Job:
List all lines in the material below that contain "merely".

Dataset records:

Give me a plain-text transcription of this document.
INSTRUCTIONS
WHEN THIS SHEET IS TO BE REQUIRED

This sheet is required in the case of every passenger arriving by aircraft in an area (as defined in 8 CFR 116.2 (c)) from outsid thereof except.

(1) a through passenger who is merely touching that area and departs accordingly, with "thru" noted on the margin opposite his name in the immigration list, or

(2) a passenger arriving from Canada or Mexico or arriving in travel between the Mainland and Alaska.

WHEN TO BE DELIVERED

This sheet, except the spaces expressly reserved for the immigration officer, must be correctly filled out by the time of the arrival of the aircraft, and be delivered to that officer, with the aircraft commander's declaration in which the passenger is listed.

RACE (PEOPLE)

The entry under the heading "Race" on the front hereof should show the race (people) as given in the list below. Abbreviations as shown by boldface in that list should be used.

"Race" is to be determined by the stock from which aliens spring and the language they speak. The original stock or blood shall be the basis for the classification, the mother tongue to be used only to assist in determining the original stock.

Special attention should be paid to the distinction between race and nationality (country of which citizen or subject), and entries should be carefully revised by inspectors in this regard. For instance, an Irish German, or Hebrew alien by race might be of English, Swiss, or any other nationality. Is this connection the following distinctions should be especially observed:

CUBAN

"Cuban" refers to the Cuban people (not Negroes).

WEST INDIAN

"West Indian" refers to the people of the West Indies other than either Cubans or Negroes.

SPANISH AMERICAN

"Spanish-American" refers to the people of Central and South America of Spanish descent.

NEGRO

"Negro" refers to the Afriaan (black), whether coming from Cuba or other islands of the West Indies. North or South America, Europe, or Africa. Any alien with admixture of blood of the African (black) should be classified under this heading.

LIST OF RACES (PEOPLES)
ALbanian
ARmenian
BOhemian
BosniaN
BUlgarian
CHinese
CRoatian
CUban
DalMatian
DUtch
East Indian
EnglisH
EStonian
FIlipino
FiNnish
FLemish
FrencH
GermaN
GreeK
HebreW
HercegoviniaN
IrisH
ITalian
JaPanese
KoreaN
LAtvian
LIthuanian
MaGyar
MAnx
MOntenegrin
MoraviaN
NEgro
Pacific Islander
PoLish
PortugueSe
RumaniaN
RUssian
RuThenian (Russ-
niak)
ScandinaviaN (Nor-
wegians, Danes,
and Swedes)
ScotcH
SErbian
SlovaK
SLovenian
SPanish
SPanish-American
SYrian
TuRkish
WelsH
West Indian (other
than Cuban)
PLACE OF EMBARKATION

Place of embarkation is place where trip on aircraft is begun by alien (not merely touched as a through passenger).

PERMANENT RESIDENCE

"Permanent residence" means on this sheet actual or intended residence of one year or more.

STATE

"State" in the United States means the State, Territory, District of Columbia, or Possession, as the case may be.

Solution to this task:
(1) a through passenger who is merely touching that area and departs accordingly, with "thru" noted on the margin opposite his name in the immigration list, or
Place of embarkation is place where trip on aircraft is begun by alien (not merely touched as a through passenger).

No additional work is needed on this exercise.